Effects: Estrogen and progesterone have a lot of beneficial effects on a women's body. Reduction in their levels leads to some of the below changes:
- Emotional changes like mood swings, irritability, and in some cases depression, especially in premature menopause.
- Irregular cycles before complete cessation of the menstrual cycles.
- General mucosal dryness leading to vaginal dryness, dry skin, dry eyes.
- There also would be urinary incontinence and reduced sex drive due to reduced hormone levels.
- For women who still would want to have children, infertility would be a big cause for concern. This could lead to other emotional issues, worsening the depression.
- Osteoporosis - Bones lose their density and get weak and are more prone to fracture.
- Cardiovascular health - Post menopause, women are more prone to heart attacks and stroke. Though not fully proven, this is believed to be true as the good role that estrogen plays on blood vessels is negated with menopause.
- Accelerated ageing - Menopause leads to accelerated damage of genetic structures, thereby leading to faster ageing. This also leaves a feeling in the women of being less attractive and less desirable.

EXTRACTED ENTRIES.
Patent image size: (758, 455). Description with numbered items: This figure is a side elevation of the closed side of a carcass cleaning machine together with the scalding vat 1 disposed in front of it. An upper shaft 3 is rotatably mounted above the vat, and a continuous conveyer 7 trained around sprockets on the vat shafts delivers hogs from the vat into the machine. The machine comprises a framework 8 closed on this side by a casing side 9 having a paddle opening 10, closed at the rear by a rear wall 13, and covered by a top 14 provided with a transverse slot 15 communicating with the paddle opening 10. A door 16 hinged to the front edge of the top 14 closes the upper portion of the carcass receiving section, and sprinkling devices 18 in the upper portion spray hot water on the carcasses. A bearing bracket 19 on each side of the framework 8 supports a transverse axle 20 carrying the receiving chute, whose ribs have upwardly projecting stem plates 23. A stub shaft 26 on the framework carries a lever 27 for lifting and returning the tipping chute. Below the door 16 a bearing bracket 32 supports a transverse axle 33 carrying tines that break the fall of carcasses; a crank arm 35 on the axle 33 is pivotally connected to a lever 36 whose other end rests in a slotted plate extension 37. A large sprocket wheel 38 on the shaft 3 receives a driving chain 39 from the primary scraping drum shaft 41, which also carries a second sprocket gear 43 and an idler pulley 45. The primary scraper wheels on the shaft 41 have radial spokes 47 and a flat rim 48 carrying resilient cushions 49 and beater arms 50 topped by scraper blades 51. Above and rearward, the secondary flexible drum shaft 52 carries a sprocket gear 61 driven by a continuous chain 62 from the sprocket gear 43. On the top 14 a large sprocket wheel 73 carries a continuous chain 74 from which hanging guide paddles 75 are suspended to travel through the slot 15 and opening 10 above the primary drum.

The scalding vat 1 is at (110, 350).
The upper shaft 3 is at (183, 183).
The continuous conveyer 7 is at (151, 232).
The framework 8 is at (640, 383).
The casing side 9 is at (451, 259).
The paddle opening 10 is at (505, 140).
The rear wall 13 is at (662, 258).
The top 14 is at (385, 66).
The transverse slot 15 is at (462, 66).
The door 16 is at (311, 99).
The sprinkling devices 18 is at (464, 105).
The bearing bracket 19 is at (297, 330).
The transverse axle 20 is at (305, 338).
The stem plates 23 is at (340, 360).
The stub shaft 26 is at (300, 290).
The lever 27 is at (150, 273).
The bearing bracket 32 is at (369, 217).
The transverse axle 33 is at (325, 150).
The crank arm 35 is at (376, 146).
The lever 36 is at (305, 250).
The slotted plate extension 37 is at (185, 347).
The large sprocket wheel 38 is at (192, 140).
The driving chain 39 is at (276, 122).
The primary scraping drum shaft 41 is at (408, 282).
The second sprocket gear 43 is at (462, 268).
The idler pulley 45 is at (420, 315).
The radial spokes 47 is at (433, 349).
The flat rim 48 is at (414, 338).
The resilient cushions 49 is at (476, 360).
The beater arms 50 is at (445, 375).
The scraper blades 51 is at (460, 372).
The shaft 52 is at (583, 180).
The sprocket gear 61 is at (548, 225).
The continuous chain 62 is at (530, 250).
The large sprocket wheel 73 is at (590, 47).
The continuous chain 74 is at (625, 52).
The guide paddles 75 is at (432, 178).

AIM OF THE EXERCISE.
Copy the text on the effects of menopause word for word, from start to finish.

REPLY TO THE EXERCISE.
Effects: Estrogen and progesterone have a lot of beneficial effects on a women's body. Reduction in their levels leads to some of the below changes:
- Emotional changes like mood swings, irritability, and in some cases depression, especially in premature menopause.
- Irregular cycles before complete cessation of the menstrual cycles.
- General mucosal dryness leading to vaginal dryness, dry skin, dry eyes.
- There also would be urinary incontinence and reduced sex drive due to reduced hormone levels.
- For women who still would want to have children, infertility would be a big cause for concern. This could lead to other emotional issues, worsening the depression.
- Osteoporosis - Bones lose their density and get weak and are more prone to fracture.
- Cardiovascular health - Post menopause, women are more prone to heart attacks and stroke. Though not fully proven, this is believed to be true as the good role that estrogen plays on blood vessels is negated with menopause.
- Accelerated ageing - Menopause leads to accelerated damage of genetic structures, thereby leading to faster ageing. This also leaves a feeling in the women of being less attractive and less desirable.